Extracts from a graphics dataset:

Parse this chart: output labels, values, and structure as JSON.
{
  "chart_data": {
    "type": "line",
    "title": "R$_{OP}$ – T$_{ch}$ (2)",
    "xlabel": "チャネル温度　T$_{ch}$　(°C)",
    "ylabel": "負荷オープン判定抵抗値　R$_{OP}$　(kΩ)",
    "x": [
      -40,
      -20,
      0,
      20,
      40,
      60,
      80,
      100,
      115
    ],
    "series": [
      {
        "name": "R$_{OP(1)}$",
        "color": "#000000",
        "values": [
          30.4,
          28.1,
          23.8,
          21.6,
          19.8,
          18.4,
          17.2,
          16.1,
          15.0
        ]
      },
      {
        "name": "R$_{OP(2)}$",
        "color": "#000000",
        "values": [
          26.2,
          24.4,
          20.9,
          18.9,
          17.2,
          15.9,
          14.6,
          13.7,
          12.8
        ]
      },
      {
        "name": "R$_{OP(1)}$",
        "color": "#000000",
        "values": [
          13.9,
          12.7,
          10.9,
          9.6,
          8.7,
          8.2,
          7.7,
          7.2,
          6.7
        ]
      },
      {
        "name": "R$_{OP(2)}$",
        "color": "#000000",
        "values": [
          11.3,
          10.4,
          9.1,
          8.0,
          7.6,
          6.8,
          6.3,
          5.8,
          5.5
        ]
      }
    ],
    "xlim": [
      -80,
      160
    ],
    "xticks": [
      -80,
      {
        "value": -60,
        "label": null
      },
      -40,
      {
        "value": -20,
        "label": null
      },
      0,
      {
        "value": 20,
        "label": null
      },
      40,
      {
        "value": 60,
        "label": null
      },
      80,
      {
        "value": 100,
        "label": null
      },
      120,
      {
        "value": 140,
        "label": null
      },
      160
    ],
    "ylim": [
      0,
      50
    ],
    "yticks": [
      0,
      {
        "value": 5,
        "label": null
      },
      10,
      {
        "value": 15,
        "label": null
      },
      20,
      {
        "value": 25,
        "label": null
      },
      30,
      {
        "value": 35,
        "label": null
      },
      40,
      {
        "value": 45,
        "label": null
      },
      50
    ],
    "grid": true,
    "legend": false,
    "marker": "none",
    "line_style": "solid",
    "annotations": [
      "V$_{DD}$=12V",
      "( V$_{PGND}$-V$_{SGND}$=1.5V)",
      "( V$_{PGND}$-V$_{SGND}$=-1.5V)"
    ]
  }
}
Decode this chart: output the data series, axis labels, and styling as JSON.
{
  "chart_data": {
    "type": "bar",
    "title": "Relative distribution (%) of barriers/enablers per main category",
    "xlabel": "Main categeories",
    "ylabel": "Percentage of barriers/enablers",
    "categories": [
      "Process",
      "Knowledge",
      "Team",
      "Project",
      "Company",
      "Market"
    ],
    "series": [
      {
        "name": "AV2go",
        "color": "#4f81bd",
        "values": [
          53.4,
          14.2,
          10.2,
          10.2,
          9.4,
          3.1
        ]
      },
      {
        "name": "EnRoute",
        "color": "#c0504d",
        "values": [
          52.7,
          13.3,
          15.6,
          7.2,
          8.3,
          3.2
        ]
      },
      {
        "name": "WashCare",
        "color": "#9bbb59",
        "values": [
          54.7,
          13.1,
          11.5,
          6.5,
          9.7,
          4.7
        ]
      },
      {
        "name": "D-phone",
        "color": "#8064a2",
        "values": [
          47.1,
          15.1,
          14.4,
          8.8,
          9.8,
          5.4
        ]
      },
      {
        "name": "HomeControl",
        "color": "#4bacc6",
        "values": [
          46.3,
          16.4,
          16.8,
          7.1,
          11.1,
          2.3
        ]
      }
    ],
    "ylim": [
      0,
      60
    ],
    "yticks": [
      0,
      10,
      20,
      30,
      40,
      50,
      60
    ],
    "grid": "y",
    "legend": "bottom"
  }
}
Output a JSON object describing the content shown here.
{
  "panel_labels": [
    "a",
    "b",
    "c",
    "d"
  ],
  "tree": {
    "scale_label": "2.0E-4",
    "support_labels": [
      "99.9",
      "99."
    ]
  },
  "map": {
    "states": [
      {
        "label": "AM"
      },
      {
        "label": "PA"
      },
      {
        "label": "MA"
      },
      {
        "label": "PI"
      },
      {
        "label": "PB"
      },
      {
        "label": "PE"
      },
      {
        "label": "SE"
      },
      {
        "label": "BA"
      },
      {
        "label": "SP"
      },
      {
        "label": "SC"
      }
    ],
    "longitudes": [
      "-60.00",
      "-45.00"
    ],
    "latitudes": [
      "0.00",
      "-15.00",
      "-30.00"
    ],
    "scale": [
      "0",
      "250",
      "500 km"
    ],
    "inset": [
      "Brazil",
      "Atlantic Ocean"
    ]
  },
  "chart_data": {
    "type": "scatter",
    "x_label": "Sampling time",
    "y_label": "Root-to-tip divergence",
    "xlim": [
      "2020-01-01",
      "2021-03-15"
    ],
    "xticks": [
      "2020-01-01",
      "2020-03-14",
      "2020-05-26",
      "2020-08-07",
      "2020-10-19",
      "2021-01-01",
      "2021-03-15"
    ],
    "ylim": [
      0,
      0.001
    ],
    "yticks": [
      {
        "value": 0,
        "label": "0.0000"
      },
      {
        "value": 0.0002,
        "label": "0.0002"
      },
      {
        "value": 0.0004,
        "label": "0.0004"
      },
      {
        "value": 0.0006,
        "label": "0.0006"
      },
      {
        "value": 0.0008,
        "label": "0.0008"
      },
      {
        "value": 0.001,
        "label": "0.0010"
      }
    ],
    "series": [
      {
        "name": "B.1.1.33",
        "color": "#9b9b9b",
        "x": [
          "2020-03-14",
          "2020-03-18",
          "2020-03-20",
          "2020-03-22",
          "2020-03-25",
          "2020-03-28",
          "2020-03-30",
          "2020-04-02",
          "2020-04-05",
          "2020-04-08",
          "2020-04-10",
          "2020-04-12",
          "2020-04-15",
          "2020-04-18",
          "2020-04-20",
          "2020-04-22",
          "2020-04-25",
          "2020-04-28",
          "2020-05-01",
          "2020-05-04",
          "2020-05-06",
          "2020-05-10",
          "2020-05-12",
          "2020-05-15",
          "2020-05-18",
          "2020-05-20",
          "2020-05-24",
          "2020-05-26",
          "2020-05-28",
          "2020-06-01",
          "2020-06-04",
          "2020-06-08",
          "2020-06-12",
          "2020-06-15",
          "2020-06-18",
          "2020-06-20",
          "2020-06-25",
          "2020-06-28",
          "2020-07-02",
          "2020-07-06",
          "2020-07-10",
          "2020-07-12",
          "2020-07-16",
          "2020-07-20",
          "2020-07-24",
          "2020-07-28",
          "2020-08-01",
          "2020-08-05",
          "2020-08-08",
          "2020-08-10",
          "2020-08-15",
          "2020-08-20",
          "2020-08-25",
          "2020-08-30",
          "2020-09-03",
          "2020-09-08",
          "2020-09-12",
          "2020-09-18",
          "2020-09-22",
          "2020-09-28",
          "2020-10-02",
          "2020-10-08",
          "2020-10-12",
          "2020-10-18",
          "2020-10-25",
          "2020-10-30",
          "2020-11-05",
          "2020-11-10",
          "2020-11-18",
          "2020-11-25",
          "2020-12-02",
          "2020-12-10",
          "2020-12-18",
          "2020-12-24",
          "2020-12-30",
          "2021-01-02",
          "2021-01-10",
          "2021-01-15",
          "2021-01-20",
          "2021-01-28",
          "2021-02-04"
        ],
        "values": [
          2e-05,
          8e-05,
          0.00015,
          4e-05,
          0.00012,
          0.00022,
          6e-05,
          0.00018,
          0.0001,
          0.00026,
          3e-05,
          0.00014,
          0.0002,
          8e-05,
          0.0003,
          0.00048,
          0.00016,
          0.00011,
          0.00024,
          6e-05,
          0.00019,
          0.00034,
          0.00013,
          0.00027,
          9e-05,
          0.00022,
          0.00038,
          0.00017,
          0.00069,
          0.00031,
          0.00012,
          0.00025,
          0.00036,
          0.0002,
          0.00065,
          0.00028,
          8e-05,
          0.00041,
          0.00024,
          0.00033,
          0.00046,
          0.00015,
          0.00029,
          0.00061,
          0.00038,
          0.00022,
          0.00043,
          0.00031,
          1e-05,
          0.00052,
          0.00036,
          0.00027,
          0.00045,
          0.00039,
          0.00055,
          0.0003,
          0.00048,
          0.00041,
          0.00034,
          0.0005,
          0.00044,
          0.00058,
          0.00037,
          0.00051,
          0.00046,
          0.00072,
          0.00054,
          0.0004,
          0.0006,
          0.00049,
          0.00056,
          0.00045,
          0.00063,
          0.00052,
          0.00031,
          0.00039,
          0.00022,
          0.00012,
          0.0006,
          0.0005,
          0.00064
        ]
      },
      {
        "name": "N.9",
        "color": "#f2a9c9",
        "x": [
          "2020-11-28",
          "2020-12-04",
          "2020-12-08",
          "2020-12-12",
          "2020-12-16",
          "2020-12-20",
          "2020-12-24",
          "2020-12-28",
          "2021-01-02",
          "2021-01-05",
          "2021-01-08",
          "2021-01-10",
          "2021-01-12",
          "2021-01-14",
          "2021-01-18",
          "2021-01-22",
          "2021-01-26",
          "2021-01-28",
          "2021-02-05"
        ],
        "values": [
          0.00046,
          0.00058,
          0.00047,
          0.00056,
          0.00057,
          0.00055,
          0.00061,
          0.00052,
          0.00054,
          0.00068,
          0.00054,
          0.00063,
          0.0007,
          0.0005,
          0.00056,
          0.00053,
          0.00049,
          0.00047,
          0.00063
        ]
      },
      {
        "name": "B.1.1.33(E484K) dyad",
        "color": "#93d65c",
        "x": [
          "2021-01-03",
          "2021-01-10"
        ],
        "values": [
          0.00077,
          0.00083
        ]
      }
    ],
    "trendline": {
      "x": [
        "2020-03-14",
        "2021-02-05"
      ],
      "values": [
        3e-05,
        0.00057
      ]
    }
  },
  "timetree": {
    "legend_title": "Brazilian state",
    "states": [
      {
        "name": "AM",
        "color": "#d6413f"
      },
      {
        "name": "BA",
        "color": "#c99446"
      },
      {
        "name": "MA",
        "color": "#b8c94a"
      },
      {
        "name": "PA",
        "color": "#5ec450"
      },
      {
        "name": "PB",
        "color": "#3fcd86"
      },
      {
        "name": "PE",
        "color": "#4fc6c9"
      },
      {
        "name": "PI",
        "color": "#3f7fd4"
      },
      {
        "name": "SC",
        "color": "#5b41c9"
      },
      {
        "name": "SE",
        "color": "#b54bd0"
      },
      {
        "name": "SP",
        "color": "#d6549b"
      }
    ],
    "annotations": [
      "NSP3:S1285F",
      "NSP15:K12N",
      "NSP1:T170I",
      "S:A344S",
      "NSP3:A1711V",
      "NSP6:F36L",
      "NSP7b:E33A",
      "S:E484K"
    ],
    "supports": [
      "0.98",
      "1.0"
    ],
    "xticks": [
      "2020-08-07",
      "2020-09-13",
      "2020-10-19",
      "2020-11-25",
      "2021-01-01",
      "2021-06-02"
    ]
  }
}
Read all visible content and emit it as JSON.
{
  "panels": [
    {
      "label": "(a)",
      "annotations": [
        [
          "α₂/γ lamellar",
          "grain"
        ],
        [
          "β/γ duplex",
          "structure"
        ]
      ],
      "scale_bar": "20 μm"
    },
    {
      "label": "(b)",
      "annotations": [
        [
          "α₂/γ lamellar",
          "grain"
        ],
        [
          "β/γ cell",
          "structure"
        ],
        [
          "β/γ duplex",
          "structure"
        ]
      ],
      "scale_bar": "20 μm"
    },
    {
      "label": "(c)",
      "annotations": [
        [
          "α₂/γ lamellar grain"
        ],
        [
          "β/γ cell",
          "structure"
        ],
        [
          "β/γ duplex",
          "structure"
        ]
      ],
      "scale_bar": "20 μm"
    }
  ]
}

_AIM:_ Starting at the line that contains "Read all visible content and emit it as JSON.", output each remaining line of the listing, the last line included, exactly as it appears.

_TASK SOLUTION:_
Read all visible content and emit it as JSON.
{
  "panels": [
    {
      "label": "(a)",
      "annotations": [
        [
          "α₂/γ lamellar",
          "grain"
        ],
        [
          "β/γ duplex",
          "structure"
        ]
      ],
      "scale_bar": "20 μm"
    },
    {
      "label": "(b)",
      "annotations": [
        [
          "α₂/γ lamellar",
          "grain"
        ],
        [
          "β/γ cell",
          "structure"
        ],
        [
          "β/γ duplex",
          "structure"
        ]
      ],
      "scale_bar": "20 μm"
    },
    {
      "label": "(c)",
      "annotations": [
        [
          "α₂/γ lamellar grain"
        ],
        [
          "β/γ cell",
          "structure"
        ],
        [
          "β/γ duplex",
          "structure"
        ]
      ],
      "scale_bar": "20 μm"
    }
  ]
}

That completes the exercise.